**Given task:**
Return all lines with the word "true" in them.

**Available data:**

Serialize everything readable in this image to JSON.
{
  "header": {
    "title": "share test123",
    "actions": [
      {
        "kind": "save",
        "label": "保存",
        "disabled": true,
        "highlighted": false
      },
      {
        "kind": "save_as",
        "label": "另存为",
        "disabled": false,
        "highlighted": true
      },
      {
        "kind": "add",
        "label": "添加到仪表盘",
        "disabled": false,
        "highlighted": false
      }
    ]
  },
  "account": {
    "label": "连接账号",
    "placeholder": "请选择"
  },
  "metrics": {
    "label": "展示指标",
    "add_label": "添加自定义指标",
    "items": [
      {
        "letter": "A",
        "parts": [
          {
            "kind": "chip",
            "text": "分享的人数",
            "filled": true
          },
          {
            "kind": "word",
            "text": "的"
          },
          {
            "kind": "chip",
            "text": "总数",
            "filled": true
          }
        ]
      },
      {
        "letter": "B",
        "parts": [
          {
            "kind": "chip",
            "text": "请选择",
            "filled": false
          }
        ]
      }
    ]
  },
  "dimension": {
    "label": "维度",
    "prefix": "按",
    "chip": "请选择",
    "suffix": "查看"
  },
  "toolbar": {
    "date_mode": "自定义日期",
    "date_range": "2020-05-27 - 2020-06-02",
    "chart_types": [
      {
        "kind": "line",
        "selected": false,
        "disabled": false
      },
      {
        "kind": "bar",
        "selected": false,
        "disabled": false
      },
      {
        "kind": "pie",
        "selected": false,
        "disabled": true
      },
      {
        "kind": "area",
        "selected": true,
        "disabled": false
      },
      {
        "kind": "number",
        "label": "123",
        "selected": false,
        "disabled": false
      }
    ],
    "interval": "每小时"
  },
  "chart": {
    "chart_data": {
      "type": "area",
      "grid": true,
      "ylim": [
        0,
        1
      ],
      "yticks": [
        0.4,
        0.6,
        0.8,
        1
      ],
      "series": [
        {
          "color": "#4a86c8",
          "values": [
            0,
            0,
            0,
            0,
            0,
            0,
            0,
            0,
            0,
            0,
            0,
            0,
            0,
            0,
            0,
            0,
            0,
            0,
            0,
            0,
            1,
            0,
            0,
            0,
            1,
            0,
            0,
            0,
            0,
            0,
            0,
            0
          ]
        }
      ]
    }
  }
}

**The completed task:**
        "disabled": true,
        "highlighted": true
            "filled": true
            "filled": true
        "disabled": true
        "selected": true,
      "grid": true,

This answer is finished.